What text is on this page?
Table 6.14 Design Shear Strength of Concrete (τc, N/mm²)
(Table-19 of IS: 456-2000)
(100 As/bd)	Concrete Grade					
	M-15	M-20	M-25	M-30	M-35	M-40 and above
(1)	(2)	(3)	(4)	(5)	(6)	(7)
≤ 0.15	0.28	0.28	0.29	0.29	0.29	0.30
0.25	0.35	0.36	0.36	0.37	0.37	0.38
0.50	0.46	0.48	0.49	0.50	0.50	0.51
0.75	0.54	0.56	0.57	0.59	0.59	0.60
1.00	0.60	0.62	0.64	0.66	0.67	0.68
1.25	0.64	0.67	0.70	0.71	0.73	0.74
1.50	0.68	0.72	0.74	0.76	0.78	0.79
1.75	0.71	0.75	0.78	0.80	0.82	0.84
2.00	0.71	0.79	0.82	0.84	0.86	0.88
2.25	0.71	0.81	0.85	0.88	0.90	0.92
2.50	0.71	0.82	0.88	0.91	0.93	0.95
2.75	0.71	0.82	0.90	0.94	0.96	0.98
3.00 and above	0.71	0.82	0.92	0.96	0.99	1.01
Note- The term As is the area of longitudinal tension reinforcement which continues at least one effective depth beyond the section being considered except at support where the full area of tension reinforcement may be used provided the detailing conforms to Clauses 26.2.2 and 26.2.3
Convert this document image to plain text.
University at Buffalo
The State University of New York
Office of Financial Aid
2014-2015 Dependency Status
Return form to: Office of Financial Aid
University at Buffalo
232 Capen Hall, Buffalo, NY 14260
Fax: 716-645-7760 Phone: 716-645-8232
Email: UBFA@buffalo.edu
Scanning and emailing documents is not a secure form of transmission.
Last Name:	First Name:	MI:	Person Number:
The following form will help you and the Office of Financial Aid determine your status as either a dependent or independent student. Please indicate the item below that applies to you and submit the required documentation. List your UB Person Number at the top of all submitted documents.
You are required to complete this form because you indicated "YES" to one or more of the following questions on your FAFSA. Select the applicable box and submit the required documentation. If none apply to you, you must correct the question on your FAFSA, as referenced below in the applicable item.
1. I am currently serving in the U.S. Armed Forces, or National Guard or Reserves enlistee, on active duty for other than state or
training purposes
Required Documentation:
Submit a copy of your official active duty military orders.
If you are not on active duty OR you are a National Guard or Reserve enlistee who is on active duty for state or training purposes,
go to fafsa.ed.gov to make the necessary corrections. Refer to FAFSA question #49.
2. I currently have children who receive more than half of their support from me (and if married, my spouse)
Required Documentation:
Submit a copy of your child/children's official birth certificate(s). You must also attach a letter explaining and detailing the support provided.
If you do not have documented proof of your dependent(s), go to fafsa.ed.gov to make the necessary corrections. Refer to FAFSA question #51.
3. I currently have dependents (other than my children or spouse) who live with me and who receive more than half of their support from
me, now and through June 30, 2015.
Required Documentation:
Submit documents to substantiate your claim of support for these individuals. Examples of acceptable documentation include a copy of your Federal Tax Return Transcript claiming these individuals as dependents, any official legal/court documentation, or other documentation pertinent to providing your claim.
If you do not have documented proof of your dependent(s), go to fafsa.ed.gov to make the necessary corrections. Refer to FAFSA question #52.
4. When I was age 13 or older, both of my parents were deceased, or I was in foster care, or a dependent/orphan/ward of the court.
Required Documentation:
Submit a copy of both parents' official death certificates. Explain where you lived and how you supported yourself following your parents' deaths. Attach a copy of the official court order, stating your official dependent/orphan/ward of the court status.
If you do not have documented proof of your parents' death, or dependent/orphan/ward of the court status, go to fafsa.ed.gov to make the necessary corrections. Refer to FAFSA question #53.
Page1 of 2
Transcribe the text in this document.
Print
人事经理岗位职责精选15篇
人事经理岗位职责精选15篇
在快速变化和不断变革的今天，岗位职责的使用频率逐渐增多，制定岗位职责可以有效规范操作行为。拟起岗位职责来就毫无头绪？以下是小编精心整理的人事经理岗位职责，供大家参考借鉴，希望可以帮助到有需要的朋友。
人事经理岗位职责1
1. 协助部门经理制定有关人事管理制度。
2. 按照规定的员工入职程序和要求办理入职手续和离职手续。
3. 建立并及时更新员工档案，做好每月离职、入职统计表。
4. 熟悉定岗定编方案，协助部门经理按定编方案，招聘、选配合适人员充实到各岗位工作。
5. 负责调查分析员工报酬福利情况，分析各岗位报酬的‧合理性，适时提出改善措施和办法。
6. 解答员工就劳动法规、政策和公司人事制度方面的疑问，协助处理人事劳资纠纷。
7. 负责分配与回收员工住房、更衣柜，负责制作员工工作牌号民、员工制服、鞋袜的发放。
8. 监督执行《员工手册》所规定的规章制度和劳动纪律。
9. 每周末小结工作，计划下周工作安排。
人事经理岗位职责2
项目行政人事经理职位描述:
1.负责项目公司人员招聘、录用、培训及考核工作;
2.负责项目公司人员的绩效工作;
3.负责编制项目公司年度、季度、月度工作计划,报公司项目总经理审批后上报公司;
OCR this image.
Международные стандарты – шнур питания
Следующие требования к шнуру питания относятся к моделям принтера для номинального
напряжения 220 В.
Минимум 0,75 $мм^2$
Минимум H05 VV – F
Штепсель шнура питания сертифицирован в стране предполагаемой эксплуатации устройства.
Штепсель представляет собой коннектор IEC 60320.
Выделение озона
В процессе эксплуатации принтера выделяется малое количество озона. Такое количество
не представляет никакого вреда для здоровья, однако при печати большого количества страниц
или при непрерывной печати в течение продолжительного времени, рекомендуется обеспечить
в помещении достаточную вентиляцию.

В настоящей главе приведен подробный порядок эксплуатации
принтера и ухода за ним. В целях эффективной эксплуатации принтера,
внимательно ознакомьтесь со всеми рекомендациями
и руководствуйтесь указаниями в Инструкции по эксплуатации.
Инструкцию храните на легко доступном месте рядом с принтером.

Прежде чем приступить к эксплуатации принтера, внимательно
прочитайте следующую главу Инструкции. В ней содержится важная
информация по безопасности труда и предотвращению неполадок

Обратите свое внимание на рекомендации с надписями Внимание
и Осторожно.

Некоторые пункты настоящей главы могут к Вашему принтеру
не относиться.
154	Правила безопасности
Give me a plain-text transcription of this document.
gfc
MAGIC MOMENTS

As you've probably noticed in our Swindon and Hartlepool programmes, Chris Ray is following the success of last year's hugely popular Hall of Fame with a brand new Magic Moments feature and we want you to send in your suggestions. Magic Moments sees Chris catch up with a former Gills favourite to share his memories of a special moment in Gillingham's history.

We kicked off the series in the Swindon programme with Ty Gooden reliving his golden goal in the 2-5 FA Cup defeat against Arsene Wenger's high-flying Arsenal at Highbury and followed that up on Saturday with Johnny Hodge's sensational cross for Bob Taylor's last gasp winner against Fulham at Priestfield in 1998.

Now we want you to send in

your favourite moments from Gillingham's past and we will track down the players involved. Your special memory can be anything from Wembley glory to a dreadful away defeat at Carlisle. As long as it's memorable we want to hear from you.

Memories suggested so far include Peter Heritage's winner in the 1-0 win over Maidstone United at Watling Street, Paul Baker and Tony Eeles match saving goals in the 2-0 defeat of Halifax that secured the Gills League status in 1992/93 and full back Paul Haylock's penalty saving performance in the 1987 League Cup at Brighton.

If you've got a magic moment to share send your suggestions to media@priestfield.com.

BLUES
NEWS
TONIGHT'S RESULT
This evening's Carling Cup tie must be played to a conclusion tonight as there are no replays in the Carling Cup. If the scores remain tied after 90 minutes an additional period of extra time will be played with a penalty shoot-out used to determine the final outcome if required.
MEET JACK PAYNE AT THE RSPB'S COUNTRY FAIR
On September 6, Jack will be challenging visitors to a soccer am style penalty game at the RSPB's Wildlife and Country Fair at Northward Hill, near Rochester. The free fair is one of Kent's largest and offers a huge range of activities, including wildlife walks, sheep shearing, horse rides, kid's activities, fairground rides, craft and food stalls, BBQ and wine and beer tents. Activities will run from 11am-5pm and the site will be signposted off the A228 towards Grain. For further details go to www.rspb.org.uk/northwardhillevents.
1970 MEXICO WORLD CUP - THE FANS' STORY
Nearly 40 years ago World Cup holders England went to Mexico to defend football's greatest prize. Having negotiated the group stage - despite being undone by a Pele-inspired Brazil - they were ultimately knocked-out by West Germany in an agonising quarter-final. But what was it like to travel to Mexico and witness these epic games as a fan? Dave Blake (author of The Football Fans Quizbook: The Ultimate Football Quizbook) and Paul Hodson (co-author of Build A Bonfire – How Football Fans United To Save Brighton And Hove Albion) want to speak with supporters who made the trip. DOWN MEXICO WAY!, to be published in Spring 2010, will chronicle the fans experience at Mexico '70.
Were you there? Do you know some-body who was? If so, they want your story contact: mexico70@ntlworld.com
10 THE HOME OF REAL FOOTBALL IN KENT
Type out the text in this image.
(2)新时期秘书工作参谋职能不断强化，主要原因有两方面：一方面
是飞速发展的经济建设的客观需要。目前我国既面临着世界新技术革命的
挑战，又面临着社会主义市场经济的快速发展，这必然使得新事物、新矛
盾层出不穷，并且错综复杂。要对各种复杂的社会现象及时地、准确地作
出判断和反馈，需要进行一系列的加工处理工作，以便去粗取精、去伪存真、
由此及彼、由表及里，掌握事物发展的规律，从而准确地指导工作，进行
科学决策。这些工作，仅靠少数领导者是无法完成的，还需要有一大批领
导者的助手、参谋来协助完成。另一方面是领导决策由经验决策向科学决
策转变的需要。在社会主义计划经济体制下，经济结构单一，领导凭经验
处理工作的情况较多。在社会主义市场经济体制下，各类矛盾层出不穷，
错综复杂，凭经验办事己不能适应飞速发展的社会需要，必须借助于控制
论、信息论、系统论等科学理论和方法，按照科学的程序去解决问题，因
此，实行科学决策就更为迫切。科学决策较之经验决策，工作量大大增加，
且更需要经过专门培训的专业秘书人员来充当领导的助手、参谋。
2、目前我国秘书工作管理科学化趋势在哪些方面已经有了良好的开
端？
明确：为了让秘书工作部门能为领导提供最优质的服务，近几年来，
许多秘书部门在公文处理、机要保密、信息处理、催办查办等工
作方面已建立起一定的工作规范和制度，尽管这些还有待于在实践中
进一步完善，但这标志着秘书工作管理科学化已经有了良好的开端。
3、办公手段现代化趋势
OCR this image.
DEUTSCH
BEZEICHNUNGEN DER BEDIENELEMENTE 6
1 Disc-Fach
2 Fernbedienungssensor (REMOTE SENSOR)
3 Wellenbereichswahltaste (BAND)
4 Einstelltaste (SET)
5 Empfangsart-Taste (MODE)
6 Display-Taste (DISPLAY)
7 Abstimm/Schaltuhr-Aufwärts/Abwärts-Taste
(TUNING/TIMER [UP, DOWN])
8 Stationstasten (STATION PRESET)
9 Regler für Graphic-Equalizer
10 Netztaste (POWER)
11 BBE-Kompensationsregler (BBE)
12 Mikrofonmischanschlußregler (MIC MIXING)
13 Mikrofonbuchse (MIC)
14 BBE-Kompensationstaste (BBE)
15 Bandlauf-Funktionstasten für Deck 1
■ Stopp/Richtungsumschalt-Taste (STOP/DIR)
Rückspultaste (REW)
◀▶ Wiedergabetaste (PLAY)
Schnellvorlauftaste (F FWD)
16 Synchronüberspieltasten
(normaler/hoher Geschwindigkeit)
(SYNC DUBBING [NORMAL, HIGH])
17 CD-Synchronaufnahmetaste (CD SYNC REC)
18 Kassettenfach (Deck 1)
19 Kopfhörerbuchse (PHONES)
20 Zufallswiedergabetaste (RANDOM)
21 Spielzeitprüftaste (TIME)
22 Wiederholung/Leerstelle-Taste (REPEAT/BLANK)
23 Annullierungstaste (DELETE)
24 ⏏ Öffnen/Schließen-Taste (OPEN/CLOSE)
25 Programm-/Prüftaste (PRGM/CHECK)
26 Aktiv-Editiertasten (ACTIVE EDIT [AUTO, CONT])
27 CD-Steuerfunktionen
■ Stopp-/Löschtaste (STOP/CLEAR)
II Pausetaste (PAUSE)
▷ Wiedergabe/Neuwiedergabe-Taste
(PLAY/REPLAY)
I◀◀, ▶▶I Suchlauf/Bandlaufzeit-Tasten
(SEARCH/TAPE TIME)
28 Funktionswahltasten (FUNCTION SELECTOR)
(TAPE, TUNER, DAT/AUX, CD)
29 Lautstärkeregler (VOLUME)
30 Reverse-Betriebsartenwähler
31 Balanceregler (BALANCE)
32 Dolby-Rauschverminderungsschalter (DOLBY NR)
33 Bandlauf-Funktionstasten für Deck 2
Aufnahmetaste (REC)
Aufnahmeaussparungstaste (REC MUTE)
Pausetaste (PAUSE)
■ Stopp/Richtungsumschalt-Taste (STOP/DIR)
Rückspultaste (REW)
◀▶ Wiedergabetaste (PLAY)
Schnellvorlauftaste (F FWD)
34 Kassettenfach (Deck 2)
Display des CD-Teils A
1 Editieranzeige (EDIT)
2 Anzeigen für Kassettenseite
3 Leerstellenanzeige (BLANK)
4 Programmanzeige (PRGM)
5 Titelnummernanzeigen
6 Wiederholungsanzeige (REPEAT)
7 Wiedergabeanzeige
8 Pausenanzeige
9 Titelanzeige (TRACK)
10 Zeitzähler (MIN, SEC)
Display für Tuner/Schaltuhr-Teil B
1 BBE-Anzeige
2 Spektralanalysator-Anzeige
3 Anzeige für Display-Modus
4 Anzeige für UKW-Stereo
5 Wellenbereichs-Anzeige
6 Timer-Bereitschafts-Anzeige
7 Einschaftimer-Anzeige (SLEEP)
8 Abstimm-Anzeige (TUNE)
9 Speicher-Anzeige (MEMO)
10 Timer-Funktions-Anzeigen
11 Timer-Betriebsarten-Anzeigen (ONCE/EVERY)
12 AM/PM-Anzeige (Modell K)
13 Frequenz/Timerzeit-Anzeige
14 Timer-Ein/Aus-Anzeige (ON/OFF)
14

### Stated exercise
Pull out each line of the records holding the string "озона".

### Exercise output
Выделение озона
В процессе эксплуатации принтера выделяется малое количество озона. Такое количество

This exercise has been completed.